* Work instructions:
Transcribe every line of the entries below verbatim, and leave the pictures out of your answer.

(Spatial annotation entries)
════════════════

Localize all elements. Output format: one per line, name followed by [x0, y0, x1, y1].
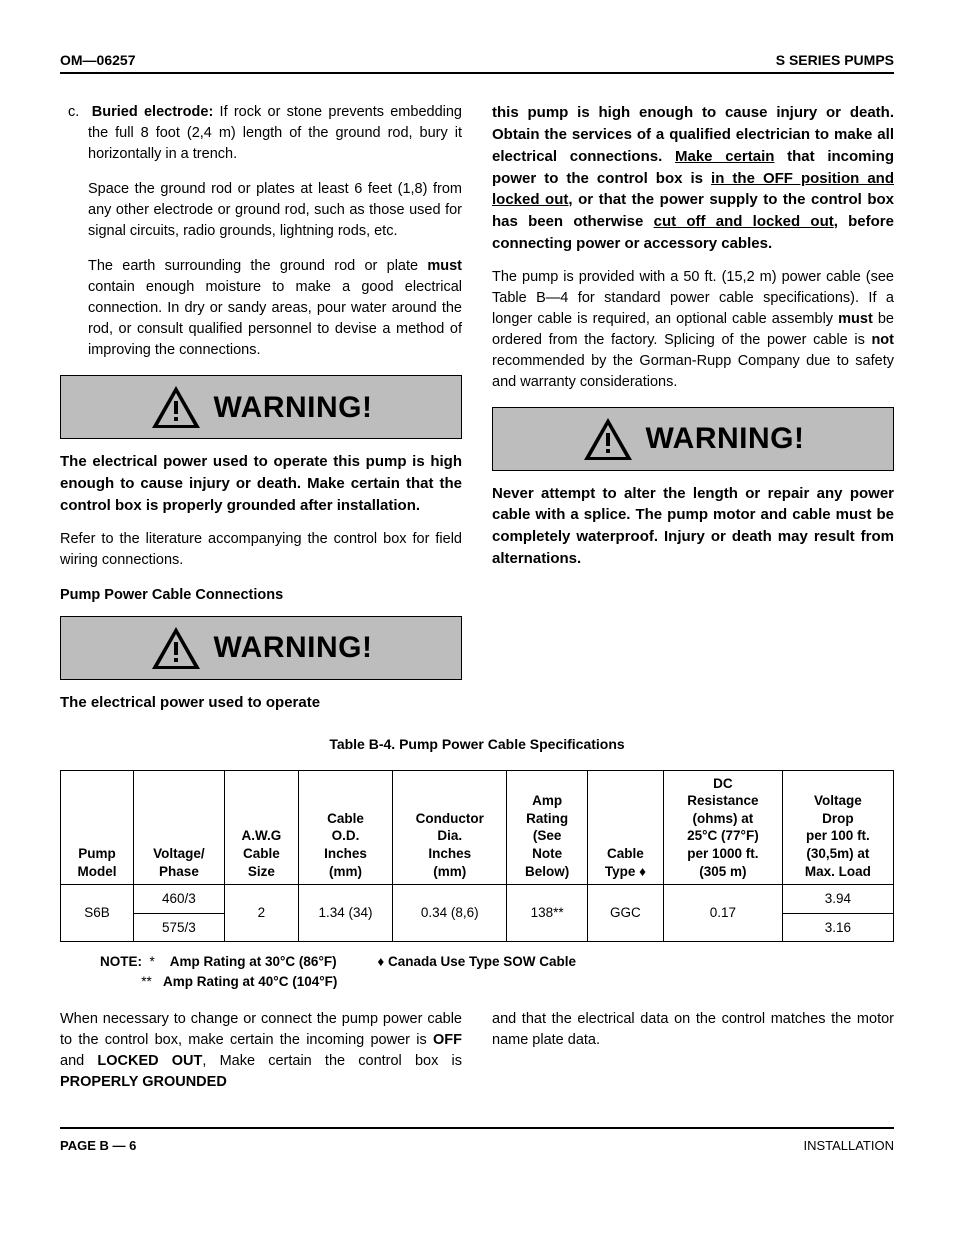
- th-dcr: DCResistance(ohms) at25°C (77°F)per 1000…: [663, 770, 782, 884]
- wt-u1: Make certain: [675, 148, 774, 165]
- th-cond: ConductorDia.Inches(mm): [393, 770, 507, 884]
- warning-top-right: this pump is high enough to cause injury…: [492, 102, 894, 254]
- cell-amp: 138**: [507, 885, 587, 942]
- cell-awg: 2: [224, 885, 298, 942]
- cell-vd2: 3.16: [782, 913, 893, 942]
- page-header: OM—06257 S SERIES PUMPS: [60, 50, 894, 74]
- warning-box-3: WARNING!: [492, 407, 894, 471]
- warning-label-2: WARNING!: [214, 626, 373, 670]
- item-c: c. Buried electrode: If rock or stone pr…: [60, 102, 462, 165]
- bl-b: OFF: [433, 1032, 462, 1048]
- cell-vp1: 460/3: [134, 885, 225, 914]
- note-line2: Amp Rating at 40°C (104°F): [163, 974, 337, 989]
- warning-triangle-icon: [150, 625, 202, 671]
- p3-pre: The earth surrounding the ground rod or …: [88, 258, 427, 274]
- th-awg: A.W.GCableSize: [224, 770, 298, 884]
- page-footer: PAGE B — 6 INSTALLATION: [60, 1127, 894, 1156]
- bottom-right-para: and that the electrical data on the cont…: [492, 1009, 894, 1051]
- bl-c: and: [60, 1053, 97, 1069]
- table-title: Table B-4. Pump Power Cable Specificatio…: [60, 734, 894, 754]
- note-left: NOTE: * Amp Rating at 30°C (86°F) ** Amp…: [100, 952, 337, 991]
- th-amp: AmpRating(SeeNoteBelow): [507, 770, 587, 884]
- note-label: NOTE:: [100, 954, 142, 969]
- footer-right: INSTALLATION: [803, 1137, 894, 1156]
- para-refer-lit: Refer to the literature accompanying the…: [60, 529, 462, 571]
- spec-table: PumpModel Voltage/Phase A.W.GCableSize C…: [60, 770, 894, 942]
- cell-od: 1.34 (34): [298, 885, 392, 942]
- right-column: this pump is high enough to cause injury…: [492, 102, 894, 713]
- p3-bold: must: [427, 258, 462, 274]
- bl-f: PROPERLY GROUNDED: [60, 1074, 227, 1090]
- bl-d: LOCKED OUT: [97, 1053, 202, 1069]
- th-voltage: Voltage/Phase: [134, 770, 225, 884]
- warning-triangle-icon: [582, 416, 634, 462]
- warning-label-1: WARNING!: [214, 386, 373, 430]
- warning-trail-2: The electrical power used to operate: [60, 692, 462, 714]
- cell-ctype: GGC: [587, 885, 663, 942]
- warning-triangle-icon: [150, 384, 202, 430]
- wt-u3: cut off and locked out: [654, 213, 834, 230]
- para-space-rod: Space the ground rod or plates at least …: [88, 179, 462, 242]
- p3-post: contain enough moisture to make a good e…: [88, 279, 462, 358]
- bottom-left: When necessary to change or connect the …: [60, 1009, 462, 1093]
- cell-cond: 0.34 (8,6): [393, 885, 507, 942]
- main-columns: c. Buried electrode: If rock or stone pr…: [60, 102, 894, 713]
- warning-body-3: Never attempt to alter the length or rep…: [492, 483, 894, 570]
- footer-left: PAGE B — 6: [60, 1137, 136, 1156]
- th-ctype: CableType ♦: [587, 770, 663, 884]
- left-column: c. Buried electrode: If rock or stone pr…: [60, 102, 462, 713]
- bottom-right: and that the electrical data on the cont…: [492, 1009, 894, 1093]
- warning-body-1: The electrical power used to operate thi…: [60, 451, 462, 516]
- cell-vp2: 575/3: [134, 913, 225, 942]
- table-row: S6B 460/3 2 1.34 (34) 0.34 (8,6) 138** G…: [61, 885, 894, 914]
- note-right: ♦ Canada Use Type SOW Cable: [377, 952, 576, 991]
- bl-a: When necessary to change or connect the …: [60, 1011, 462, 1048]
- rp-d: not: [871, 332, 894, 348]
- cell-vd1: 3.94: [782, 885, 893, 914]
- para-cable-provided: The pump is provided with a 50 ft. (15,2…: [492, 267, 894, 393]
- cell-dcr: 0.17: [663, 885, 782, 942]
- warning-label-3: WARNING!: [646, 417, 805, 461]
- header-left: OM—06257: [60, 50, 135, 70]
- para-earth-moisture: The earth surrounding the ground rod or …: [88, 256, 462, 361]
- warning-box-1: WARNING!: [60, 375, 462, 439]
- th-vdrop: VoltageDropper 100 ft.(30,5m) atMax. Loa…: [782, 770, 893, 884]
- note-line1: Amp Rating at 30°C (86°F): [170, 954, 337, 969]
- cell-model: S6B: [61, 885, 134, 942]
- note-row: NOTE: * Amp Rating at 30°C (86°F) ** Amp…: [60, 952, 894, 991]
- rp-b: must: [838, 311, 873, 327]
- sub-heading-power-cable: Pump Power Cable Connections: [60, 585, 462, 606]
- rp-a: The pump is provided with a 50 ft. (15,2…: [492, 269, 894, 327]
- header-right: S SERIES PUMPS: [776, 50, 894, 70]
- bottom-left-para: When necessary to change or connect the …: [60, 1009, 462, 1093]
- th-od: CableO.D.Inches(mm): [298, 770, 392, 884]
- bottom-columns: When necessary to change or connect the …: [60, 1009, 894, 1093]
- bl-e: , Make certain the control box is: [202, 1053, 462, 1069]
- rp-e: recommended by the Gorman-Rupp Company d…: [492, 353, 894, 390]
- table-header-row: PumpModel Voltage/Phase A.W.GCableSize C…: [61, 770, 894, 884]
- warning-box-2: WARNING!: [60, 616, 462, 680]
- th-model: PumpModel: [61, 770, 134, 884]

════════════════

* Task output:
Localize all elements. Output format: one per line, name followed by [x0, y0, x1, y1].
- th-dcr: DCResistance(ohms) at25°C (77°F)per 1000…: [663, 770, 782, 884]
- wt-u1: Make certain: [675, 148, 774, 165]
- th-cond: ConductorDia.Inches(mm): [393, 770, 507, 884]
- warning-top-right: this pump is high enough to cause injury…: [492, 102, 894, 254]
- cell-amp: 138**: [507, 885, 587, 942]
- cell-awg: 2: [224, 885, 298, 942]
- cell-vd2: 3.16: [782, 913, 893, 942]
- page-header: OM—06257 S SERIES PUMPS: [60, 50, 894, 74]
- warning-box-3: WARNING!: [492, 407, 894, 471]
- warning-label-2: WARNING!: [214, 626, 373, 670]
- item-c: c. Buried electrode: If rock or stone pr…: [60, 102, 462, 165]
- bl-b: OFF: [433, 1032, 462, 1048]
- cell-vp1: 460/3: [134, 885, 225, 914]
- note-line2: Amp Rating at 40°C (104°F): [163, 974, 337, 989]
- warning-triangle-icon: [150, 625, 202, 671]
- p3-pre: The earth surrounding the ground rod or …: [88, 258, 427, 274]
- th-awg: A.W.GCableSize: [224, 770, 298, 884]
- page-footer: PAGE B — 6 INSTALLATION: [60, 1127, 894, 1156]
- bottom-right-para: and that the electrical data on the cont…: [492, 1009, 894, 1051]
- bl-c: and: [60, 1053, 97, 1069]
- table-title: Table B-4. Pump Power Cable Specificatio…: [60, 734, 894, 754]
- note-left: NOTE: * Amp Rating at 30°C (86°F) ** Amp…: [100, 952, 337, 991]
- th-amp: AmpRating(SeeNoteBelow): [507, 770, 587, 884]
- note-label: NOTE:: [100, 954, 142, 969]
- footer-right: INSTALLATION: [803, 1137, 894, 1156]
- para-refer-lit: Refer to the literature accompanying the…: [60, 529, 462, 571]
- spec-table: PumpModel Voltage/Phase A.W.GCableSize C…: [60, 770, 894, 942]
- cell-od: 1.34 (34): [298, 885, 392, 942]
- right-column: this pump is high enough to cause injury…: [492, 102, 894, 713]
- p3-bold: must: [427, 258, 462, 274]
- bl-f: PROPERLY GROUNDED: [60, 1074, 227, 1090]
- bl-d: LOCKED OUT: [97, 1053, 202, 1069]
- th-voltage: Voltage/Phase: [134, 770, 225, 884]
- warning-triangle-icon: [582, 416, 634, 462]
- warning-label-1: WARNING!: [214, 386, 373, 430]
- warning-trail-2: The electrical power used to operate: [60, 692, 462, 714]
- cell-ctype: GGC: [587, 885, 663, 942]
- warning-triangle-icon: [150, 384, 202, 430]
- wt-u3: cut off and locked out: [654, 213, 834, 230]
- para-space-rod: Space the ground rod or plates at least …: [88, 179, 462, 242]
- p3-post: contain enough moisture to make a good e…: [88, 279, 462, 358]
- bottom-left: When necessary to change or connect the …: [60, 1009, 462, 1093]
- cell-cond: 0.34 (8,6): [393, 885, 507, 942]
- main-columns: c. Buried electrode: If rock or stone pr…: [60, 102, 894, 713]
- warning-body-3: Never attempt to alter the length or rep…: [492, 483, 894, 570]
- footer-left: PAGE B — 6: [60, 1137, 136, 1156]
- th-ctype: CableType ♦: [587, 770, 663, 884]
- left-column: c. Buried electrode: If rock or stone pr…: [60, 102, 462, 713]
- bottom-right: and that the electrical data on the cont…: [492, 1009, 894, 1093]
- warning-body-1: The electrical power used to operate thi…: [60, 451, 462, 516]
- cell-vp2: 575/3: [134, 913, 225, 942]
- table-row: S6B 460/3 2 1.34 (34) 0.34 (8,6) 138** G…: [61, 885, 894, 914]
- note-right: ♦ Canada Use Type SOW Cable: [377, 952, 576, 991]
- bl-a: When necessary to change or connect the …: [60, 1011, 462, 1048]
- rp-d: not: [871, 332, 894, 348]
- cell-vd1: 3.94: [782, 885, 893, 914]
- para-cable-provided: The pump is provided with a 50 ft. (15,2…: [492, 267, 894, 393]
- cell-dcr: 0.17: [663, 885, 782, 942]
- warning-label-3: WARNING!: [646, 417, 805, 461]
- header-left: OM—06257: [60, 50, 135, 70]
- para-earth-moisture: The earth surrounding the ground rod or …: [88, 256, 462, 361]
- warning-box-1: WARNING!: [60, 375, 462, 439]
- th-vdrop: VoltageDropper 100 ft.(30,5m) atMax. Loa…: [782, 770, 893, 884]
- note-line1: Amp Rating at 30°C (86°F): [170, 954, 337, 969]
- cell-model: S6B: [61, 885, 134, 942]
- note-row: NOTE: * Amp Rating at 30°C (86°F) ** Amp…: [60, 952, 894, 991]
- rp-b: must: [838, 311, 873, 327]
- sub-heading-power-cable: Pump Power Cable Connections: [60, 585, 462, 606]
- rp-a: The pump is provided with a 50 ft. (15,2…: [492, 269, 894, 327]
- header-right: S SERIES PUMPS: [776, 50, 894, 70]
- bottom-left-para: When necessary to change or connect the …: [60, 1009, 462, 1093]
- th-od: CableO.D.Inches(mm): [298, 770, 392, 884]
- bottom-columns: When necessary to change or connect the …: [60, 1009, 894, 1093]
- bl-e: , Make certain the control box is: [202, 1053, 462, 1069]
- rp-e: recommended by the Gorman-Rupp Company d…: [492, 353, 894, 390]
- table-header-row: PumpModel Voltage/Phase A.W.GCableSize C…: [61, 770, 894, 884]
- warning-box-2: WARNING!: [60, 616, 462, 680]
- th-model: PumpModel: [61, 770, 134, 884]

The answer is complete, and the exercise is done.